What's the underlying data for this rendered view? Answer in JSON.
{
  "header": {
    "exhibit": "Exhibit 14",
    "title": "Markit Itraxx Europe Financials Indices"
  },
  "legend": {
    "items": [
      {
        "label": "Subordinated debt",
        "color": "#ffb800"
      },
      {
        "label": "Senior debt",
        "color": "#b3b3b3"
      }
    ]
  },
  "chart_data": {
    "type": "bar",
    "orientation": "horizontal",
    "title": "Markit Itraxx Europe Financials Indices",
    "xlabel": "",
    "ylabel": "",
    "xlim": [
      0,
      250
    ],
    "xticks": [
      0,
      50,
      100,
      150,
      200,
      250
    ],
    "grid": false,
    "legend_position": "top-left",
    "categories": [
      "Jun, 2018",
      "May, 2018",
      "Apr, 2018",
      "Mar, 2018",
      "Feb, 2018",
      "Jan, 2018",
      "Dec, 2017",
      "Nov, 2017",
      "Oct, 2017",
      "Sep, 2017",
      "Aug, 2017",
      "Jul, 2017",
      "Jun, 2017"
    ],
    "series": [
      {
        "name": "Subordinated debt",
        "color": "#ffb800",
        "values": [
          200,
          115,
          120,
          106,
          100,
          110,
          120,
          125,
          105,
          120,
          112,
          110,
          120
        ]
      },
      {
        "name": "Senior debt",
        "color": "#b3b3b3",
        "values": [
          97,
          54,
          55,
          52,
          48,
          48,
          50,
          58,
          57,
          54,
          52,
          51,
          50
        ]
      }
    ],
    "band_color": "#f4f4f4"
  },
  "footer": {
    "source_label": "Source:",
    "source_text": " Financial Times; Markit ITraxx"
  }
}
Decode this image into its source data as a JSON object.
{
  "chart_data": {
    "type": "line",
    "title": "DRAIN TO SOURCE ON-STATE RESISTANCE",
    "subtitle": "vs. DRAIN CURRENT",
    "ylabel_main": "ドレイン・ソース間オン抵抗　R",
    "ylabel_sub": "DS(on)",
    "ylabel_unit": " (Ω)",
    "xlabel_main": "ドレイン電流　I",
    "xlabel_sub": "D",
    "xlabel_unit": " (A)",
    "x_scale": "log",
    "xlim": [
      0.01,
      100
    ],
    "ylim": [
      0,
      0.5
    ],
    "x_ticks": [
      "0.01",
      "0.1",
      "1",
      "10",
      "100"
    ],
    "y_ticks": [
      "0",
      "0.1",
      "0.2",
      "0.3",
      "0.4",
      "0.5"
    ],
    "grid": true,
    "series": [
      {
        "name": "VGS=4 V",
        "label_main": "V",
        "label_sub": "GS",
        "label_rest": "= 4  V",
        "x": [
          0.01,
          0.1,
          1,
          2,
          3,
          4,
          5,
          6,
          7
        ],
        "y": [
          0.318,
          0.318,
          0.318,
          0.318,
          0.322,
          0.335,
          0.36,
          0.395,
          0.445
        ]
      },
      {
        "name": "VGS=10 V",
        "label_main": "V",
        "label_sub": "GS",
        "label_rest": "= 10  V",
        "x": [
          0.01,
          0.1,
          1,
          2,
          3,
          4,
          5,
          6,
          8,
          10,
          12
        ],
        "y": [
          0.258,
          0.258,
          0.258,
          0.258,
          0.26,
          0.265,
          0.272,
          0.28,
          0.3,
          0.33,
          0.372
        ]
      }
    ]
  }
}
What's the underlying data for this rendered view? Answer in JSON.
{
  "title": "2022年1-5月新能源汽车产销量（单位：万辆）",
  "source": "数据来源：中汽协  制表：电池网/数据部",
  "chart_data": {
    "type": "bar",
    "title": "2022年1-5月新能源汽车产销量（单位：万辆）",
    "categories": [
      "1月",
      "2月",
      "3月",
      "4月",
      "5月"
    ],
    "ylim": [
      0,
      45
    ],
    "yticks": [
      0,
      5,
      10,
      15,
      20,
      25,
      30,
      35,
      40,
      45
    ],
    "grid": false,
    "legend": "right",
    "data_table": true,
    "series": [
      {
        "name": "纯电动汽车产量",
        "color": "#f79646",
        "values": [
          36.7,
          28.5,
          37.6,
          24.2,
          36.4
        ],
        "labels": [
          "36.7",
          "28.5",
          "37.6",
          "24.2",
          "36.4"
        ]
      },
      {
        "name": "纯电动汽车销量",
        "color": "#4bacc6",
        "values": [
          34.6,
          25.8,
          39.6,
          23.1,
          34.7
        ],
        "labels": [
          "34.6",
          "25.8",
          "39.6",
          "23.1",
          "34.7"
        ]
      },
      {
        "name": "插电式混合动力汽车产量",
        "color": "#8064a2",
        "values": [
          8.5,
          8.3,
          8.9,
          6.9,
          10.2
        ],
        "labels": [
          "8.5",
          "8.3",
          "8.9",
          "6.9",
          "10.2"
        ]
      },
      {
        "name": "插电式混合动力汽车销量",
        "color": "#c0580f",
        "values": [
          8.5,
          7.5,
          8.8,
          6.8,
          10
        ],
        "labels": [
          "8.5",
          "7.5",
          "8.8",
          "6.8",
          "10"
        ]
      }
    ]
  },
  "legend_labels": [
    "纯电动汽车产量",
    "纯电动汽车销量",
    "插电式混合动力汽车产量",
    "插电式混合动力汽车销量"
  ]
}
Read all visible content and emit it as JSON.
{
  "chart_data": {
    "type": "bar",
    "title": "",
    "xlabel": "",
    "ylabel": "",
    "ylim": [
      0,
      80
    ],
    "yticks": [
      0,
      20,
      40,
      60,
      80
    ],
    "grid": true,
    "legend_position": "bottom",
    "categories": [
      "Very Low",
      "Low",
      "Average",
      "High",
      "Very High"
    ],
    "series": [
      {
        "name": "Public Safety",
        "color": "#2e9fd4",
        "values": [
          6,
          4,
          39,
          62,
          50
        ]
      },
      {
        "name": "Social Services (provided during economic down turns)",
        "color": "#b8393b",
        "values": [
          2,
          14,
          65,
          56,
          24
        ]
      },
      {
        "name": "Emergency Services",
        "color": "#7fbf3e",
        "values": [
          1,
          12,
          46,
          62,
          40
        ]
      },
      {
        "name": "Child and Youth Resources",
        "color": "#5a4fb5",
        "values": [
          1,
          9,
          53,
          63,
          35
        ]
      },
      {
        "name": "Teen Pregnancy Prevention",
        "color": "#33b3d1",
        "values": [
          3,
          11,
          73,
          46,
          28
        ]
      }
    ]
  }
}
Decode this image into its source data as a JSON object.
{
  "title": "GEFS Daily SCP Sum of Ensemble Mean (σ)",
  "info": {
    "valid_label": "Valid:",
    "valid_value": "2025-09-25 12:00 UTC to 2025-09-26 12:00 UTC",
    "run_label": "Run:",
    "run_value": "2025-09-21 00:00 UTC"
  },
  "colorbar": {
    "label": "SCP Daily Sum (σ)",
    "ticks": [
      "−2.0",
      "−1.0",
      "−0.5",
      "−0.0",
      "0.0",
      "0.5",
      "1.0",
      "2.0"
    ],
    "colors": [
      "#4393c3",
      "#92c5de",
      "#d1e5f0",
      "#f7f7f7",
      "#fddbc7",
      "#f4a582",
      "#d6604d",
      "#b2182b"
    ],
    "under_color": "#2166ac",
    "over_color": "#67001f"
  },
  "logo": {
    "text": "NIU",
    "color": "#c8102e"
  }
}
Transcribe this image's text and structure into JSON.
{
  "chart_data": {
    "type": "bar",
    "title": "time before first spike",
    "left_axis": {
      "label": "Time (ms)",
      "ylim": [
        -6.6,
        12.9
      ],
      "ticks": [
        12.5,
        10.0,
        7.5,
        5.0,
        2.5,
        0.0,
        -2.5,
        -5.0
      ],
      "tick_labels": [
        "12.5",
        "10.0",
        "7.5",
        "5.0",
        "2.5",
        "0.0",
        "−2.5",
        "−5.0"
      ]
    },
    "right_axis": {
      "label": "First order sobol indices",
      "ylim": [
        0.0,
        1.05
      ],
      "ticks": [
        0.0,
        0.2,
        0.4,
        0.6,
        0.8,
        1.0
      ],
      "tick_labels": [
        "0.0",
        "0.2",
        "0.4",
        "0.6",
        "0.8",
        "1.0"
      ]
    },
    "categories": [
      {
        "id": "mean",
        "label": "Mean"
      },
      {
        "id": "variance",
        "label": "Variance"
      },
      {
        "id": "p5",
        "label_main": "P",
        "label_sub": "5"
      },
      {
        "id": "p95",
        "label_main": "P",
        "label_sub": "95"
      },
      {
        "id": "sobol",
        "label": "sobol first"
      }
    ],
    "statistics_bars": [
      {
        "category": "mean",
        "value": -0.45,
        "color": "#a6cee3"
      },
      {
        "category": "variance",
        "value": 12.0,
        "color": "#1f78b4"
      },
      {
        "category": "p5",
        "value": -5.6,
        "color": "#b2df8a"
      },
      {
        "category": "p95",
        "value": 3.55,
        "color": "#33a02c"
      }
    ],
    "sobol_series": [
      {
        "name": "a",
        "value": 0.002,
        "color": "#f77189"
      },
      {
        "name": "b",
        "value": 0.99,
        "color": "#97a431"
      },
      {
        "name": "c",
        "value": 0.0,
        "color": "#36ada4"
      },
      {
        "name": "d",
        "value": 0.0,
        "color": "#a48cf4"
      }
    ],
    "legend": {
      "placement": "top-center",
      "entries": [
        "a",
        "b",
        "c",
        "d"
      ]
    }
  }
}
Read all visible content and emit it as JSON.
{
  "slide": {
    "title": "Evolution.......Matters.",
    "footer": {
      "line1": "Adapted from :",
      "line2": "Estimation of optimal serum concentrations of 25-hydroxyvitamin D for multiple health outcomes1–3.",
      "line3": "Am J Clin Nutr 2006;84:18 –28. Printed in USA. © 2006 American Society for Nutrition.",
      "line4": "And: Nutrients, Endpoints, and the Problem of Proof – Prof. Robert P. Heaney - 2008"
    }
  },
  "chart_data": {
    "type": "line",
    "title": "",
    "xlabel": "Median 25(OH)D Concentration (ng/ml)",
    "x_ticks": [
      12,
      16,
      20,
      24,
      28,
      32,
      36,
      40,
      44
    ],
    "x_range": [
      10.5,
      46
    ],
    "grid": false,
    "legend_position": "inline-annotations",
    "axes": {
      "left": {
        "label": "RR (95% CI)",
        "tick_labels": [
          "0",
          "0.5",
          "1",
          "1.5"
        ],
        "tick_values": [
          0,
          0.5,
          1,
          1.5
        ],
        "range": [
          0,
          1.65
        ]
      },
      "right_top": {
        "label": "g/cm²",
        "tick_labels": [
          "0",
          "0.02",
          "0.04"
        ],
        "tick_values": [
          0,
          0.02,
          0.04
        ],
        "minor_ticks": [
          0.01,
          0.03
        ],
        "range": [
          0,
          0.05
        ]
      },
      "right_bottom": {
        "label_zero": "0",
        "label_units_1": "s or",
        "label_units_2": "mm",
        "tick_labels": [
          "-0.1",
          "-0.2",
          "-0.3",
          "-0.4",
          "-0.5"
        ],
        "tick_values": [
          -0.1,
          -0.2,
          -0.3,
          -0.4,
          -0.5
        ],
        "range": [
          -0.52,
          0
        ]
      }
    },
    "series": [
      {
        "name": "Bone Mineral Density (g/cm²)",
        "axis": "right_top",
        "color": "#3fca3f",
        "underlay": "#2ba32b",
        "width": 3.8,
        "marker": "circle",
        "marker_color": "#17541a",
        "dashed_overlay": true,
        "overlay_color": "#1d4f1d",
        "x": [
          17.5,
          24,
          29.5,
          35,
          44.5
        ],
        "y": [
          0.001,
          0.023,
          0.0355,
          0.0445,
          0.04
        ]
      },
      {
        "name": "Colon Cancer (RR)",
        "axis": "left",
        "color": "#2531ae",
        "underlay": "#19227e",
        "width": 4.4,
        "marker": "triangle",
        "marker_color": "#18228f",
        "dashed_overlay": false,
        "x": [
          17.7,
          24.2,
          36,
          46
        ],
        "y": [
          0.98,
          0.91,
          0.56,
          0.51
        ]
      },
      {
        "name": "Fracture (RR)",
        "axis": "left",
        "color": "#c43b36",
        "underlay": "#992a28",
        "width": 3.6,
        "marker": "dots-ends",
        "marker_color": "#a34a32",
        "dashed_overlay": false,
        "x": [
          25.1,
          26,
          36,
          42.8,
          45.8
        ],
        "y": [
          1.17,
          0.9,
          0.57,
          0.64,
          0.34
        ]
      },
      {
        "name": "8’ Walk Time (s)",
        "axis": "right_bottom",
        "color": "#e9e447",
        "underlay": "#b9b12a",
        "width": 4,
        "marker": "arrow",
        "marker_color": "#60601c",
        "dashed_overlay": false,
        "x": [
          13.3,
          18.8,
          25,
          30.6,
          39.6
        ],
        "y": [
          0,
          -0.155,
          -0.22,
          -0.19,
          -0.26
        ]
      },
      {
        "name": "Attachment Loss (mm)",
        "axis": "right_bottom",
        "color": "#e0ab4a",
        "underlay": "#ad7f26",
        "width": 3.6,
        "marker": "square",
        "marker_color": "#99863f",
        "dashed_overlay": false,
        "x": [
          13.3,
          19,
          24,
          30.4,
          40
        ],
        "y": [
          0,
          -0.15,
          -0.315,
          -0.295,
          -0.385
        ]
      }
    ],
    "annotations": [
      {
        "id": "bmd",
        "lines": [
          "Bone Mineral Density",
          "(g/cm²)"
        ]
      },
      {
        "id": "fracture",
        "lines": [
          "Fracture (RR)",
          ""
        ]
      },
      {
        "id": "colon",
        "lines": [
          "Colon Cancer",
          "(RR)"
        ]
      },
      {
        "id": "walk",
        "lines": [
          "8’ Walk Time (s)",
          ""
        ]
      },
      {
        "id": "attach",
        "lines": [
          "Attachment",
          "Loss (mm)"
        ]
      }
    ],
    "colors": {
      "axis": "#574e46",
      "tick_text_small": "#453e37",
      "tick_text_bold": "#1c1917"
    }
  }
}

■ ■ ■ ■ ■ ■ ■

Which lines hold the string "Subordinated"? List them all.

        "label": "Subordinated debt",
        "name": "Subordinated debt",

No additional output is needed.